## [OBJECTIVE]
Starting at the line that holds "What does this", set down each line through the end of the listing, exactly as written and with nothing added.

***** DATA FOR THIS EXERCISE

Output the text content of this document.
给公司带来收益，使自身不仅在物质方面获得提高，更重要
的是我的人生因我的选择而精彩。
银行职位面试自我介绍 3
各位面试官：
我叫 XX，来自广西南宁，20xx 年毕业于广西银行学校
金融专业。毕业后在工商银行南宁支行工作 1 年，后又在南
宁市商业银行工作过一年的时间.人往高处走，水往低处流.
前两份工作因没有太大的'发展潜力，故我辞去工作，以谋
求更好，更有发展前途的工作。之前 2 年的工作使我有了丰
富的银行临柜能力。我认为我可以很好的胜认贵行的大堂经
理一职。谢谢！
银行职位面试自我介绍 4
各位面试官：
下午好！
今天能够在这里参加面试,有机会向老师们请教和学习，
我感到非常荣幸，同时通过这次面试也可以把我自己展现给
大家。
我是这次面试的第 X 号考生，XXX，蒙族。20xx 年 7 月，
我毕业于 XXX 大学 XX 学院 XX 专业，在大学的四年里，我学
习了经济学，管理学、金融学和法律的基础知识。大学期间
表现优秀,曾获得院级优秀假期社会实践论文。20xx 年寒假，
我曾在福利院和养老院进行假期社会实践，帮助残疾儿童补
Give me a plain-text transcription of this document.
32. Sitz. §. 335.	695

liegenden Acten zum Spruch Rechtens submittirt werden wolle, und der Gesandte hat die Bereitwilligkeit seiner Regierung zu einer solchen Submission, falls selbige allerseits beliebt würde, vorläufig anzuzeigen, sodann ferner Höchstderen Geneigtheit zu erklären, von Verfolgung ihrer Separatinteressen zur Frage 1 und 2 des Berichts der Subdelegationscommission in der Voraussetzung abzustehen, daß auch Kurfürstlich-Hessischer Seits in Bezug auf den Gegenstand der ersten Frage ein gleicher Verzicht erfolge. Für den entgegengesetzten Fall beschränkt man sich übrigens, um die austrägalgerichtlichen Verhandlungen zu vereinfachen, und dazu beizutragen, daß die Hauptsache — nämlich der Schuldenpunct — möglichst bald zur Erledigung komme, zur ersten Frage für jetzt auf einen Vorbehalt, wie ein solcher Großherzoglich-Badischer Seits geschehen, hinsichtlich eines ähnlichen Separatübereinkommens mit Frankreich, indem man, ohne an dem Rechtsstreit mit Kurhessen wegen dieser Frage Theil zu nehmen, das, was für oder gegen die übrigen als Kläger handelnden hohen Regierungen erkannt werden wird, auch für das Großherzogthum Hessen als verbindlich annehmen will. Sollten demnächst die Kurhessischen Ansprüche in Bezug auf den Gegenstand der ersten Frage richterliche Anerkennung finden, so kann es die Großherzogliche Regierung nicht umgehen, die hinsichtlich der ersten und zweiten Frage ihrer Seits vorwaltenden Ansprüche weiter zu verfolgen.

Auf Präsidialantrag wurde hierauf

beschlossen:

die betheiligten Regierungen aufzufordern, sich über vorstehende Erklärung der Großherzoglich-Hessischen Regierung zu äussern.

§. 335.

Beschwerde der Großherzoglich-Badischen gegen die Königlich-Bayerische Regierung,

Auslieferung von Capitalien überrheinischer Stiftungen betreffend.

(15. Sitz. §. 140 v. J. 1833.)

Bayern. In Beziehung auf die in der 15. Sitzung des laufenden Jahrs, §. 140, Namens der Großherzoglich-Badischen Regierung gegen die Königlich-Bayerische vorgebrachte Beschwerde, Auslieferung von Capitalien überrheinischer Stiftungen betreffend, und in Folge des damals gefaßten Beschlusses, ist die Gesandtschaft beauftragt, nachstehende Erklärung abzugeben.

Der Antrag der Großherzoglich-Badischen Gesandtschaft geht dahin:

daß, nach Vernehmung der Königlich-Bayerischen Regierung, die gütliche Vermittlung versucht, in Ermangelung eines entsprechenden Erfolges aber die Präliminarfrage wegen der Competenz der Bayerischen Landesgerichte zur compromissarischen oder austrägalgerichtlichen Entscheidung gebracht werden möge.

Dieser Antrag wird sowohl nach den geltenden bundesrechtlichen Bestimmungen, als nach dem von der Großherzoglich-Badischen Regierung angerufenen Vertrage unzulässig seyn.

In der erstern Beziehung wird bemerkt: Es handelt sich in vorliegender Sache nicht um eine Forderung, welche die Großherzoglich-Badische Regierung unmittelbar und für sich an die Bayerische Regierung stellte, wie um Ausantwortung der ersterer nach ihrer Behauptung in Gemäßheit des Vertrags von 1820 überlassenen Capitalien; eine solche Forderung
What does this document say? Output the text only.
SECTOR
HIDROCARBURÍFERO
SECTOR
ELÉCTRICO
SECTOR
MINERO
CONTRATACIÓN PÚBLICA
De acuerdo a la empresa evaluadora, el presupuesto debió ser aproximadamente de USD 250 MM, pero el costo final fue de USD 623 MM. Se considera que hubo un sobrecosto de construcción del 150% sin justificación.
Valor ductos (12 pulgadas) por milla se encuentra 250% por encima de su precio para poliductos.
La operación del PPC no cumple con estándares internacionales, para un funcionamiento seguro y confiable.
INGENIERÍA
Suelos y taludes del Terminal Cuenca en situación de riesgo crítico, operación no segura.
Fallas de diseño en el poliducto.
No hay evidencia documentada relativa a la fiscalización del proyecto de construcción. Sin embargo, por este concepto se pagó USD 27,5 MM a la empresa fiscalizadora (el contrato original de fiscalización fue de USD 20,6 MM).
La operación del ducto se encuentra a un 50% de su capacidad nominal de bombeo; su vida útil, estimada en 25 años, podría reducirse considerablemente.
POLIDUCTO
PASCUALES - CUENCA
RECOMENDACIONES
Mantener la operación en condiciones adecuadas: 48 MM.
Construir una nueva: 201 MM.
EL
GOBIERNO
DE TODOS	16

**********

## [EXPECTED ANSWER]
What does this document say? Output the text only.
SECTOR
HIDROCARBURÍFERO
SECTOR
ELÉCTRICO
SECTOR
MINERO
CONTRATACIÓN PÚBLICA
De acuerdo a la empresa evaluadora, el presupuesto debió ser aproximadamente de USD 250 MM, pero el costo final fue de USD 623 MM. Se considera que hubo un sobrecosto de construcción del 150% sin justificación.
Valor ductos (12 pulgadas) por milla se encuentra 250% por encima de su precio para poliductos.
La operación del PPC no cumple con estándares internacionales, para un funcionamiento seguro y confiable.
INGENIERÍA
Suelos y taludes del Terminal Cuenca en situación de riesgo crítico, operación no segura.
Fallas de diseño en el poliducto.
No hay evidencia documentada relativa a la fiscalización del proyecto de construcción. Sin embargo, por este concepto se pagó USD 27,5 MM a la empresa fiscalizadora (el contrato original de fiscalización fue de USD 20,6 MM).
La operación del ducto se encuentra a un 50% de su capacidad nominal de bombeo; su vida útil, estimada en 25 años, podría reducirse considerablemente.
POLIDUCTO
PASCUALES - CUENCA
RECOMENDACIONES
Mantener la operación en condiciones adecuadas: 48 MM.
Construir una nueva: 201 MM.
EL
GOBIERNO
DE TODOS	16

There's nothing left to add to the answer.